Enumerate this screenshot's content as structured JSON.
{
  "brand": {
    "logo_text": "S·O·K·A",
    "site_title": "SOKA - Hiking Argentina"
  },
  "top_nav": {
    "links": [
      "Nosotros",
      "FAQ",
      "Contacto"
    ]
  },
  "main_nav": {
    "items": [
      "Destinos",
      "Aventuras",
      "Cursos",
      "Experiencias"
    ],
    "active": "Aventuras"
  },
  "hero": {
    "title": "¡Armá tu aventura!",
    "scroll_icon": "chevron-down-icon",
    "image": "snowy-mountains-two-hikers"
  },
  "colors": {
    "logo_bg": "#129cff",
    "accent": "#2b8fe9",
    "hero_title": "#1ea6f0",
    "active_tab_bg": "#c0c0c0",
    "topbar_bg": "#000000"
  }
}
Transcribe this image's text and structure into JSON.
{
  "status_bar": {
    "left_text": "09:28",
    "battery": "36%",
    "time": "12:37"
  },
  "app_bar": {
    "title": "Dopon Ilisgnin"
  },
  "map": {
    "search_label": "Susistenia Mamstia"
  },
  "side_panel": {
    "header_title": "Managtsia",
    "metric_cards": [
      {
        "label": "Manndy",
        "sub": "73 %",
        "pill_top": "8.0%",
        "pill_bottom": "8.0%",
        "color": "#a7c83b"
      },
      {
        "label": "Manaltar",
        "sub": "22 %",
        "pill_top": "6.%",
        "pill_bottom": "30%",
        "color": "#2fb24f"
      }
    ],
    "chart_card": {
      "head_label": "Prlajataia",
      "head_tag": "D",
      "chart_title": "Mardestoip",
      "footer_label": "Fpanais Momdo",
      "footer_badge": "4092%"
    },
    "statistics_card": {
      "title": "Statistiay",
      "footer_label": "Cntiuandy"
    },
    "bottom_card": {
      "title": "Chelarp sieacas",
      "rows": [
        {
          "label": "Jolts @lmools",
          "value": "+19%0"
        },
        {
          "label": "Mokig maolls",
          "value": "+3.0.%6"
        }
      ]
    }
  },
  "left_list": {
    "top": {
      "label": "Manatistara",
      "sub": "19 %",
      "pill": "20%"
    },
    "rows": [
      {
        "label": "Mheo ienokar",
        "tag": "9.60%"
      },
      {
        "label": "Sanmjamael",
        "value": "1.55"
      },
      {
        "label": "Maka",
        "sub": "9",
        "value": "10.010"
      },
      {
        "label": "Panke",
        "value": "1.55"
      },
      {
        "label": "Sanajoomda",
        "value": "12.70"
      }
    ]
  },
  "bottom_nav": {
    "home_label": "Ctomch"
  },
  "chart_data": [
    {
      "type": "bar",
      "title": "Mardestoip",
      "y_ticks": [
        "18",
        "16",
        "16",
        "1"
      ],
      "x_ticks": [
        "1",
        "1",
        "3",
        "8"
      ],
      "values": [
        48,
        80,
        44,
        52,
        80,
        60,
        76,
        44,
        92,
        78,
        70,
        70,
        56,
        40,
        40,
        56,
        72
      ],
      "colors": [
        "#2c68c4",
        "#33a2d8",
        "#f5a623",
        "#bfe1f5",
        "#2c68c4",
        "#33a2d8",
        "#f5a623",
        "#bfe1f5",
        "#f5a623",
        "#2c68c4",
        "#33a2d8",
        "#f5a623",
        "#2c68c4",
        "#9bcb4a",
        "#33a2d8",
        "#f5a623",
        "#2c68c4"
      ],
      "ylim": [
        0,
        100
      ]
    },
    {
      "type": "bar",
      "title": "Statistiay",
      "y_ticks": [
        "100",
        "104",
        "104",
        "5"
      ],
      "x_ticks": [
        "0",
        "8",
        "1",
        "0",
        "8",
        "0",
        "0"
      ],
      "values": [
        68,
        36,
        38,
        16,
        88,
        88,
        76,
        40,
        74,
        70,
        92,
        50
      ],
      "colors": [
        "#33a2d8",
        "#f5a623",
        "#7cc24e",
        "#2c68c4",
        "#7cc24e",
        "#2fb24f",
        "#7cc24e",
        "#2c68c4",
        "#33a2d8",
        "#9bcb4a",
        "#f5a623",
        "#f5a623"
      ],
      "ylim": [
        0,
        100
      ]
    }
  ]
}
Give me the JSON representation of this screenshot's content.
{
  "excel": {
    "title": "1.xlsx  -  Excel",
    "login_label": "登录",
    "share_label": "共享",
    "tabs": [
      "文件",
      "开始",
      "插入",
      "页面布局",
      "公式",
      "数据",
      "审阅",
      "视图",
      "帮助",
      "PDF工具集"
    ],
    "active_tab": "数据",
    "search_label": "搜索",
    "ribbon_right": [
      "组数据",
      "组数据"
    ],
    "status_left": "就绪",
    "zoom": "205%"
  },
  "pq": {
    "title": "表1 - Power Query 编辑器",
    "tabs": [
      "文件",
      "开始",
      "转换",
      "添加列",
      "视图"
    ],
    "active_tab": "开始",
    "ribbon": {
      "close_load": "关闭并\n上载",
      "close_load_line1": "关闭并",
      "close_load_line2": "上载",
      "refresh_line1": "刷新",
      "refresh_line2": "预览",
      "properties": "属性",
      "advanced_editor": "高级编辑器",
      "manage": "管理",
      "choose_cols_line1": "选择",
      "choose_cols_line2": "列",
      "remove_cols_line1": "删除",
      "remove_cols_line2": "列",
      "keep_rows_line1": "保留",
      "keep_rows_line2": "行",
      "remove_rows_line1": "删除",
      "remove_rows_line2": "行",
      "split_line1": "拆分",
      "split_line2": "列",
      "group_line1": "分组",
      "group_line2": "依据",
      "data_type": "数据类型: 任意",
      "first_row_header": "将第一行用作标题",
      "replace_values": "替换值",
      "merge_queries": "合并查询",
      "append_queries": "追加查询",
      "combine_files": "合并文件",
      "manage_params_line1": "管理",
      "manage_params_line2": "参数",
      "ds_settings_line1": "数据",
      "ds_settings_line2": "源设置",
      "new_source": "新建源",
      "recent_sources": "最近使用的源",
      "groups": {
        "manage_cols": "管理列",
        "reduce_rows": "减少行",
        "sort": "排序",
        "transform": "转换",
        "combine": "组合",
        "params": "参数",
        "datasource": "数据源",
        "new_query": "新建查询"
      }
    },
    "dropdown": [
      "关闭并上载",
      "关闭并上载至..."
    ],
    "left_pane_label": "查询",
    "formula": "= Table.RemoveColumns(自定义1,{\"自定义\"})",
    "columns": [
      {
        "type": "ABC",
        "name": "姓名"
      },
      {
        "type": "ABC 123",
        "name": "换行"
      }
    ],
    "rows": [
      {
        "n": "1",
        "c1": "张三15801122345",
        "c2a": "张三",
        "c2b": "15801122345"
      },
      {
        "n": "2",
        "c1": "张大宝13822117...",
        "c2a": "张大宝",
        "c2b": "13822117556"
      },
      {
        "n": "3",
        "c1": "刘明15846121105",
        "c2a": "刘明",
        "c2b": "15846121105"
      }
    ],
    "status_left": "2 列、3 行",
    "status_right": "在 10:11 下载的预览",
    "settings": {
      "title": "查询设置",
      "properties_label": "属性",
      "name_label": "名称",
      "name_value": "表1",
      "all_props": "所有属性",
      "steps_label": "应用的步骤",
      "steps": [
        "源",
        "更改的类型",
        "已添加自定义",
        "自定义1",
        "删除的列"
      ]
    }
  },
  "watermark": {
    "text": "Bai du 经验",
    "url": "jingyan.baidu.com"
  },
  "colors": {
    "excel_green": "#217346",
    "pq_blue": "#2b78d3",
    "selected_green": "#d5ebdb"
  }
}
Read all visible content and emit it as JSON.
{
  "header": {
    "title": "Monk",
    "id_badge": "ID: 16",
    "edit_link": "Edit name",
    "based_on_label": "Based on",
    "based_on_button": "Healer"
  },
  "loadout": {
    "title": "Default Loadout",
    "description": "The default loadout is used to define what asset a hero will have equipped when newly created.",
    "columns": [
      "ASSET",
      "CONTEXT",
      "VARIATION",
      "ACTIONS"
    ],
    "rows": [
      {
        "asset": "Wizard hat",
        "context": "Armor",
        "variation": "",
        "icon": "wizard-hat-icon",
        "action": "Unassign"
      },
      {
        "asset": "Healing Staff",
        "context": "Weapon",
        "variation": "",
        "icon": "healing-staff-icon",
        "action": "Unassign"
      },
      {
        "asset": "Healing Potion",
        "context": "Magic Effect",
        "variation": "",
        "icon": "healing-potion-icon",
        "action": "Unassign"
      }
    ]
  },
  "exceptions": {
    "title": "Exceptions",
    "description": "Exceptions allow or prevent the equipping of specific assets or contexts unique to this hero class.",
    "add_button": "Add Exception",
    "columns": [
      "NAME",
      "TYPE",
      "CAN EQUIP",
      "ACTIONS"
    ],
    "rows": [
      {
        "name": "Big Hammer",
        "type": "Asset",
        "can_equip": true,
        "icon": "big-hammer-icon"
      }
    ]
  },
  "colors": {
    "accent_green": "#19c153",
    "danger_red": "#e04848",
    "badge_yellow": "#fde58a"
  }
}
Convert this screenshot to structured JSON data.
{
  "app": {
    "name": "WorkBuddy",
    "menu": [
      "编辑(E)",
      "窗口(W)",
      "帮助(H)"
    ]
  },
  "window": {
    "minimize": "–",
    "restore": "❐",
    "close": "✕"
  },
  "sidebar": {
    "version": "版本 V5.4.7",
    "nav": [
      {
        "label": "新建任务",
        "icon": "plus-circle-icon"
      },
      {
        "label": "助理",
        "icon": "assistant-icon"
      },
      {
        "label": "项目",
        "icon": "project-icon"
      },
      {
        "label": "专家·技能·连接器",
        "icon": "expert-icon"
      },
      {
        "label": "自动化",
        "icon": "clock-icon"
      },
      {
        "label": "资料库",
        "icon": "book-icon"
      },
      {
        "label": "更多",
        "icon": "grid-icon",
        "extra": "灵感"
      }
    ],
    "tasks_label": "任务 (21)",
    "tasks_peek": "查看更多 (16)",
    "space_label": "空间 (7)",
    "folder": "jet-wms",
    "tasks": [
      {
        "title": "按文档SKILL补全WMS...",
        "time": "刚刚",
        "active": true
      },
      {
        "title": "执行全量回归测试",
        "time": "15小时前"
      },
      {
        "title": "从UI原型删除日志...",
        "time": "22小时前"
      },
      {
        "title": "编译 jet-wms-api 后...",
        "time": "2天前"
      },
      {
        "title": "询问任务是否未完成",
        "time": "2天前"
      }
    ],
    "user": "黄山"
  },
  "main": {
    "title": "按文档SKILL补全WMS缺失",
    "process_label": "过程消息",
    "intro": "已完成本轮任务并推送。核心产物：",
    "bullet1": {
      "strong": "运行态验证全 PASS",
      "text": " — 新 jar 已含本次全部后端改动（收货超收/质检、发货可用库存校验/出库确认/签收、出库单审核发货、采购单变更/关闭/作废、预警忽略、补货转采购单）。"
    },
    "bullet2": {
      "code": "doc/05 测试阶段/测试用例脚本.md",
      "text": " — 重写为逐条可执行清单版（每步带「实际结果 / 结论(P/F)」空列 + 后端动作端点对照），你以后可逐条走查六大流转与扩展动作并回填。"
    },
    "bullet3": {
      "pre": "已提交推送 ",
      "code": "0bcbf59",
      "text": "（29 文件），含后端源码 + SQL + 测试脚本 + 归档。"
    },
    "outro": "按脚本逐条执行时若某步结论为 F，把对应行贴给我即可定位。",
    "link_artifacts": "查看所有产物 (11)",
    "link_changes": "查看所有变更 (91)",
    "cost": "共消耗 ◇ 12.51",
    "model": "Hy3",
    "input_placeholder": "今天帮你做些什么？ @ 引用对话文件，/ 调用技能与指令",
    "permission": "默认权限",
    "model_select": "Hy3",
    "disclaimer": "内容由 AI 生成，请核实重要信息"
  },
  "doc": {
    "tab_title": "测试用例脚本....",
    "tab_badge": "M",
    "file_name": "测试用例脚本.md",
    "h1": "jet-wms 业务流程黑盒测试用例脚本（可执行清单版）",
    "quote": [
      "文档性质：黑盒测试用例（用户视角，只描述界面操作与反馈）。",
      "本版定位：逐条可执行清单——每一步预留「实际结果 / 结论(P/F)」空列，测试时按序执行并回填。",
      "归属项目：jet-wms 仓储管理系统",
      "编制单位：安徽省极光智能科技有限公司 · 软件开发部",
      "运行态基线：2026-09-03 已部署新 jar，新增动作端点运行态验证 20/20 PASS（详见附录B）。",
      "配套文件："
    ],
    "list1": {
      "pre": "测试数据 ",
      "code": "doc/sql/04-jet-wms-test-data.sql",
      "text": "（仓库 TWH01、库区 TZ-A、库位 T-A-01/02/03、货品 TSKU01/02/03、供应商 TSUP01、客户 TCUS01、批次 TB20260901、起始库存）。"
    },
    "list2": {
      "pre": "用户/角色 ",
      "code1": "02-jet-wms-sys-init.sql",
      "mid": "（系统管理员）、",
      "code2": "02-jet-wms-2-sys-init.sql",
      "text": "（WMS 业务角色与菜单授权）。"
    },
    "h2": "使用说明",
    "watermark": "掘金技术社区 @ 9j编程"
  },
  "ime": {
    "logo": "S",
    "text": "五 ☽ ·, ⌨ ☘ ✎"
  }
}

Aim of the exercise -
Scan the material line by line and report each one that contains "Mardestoip".

Result for this exercise -
      "chart_title": "Mardestoip",
      "title": "Mardestoip",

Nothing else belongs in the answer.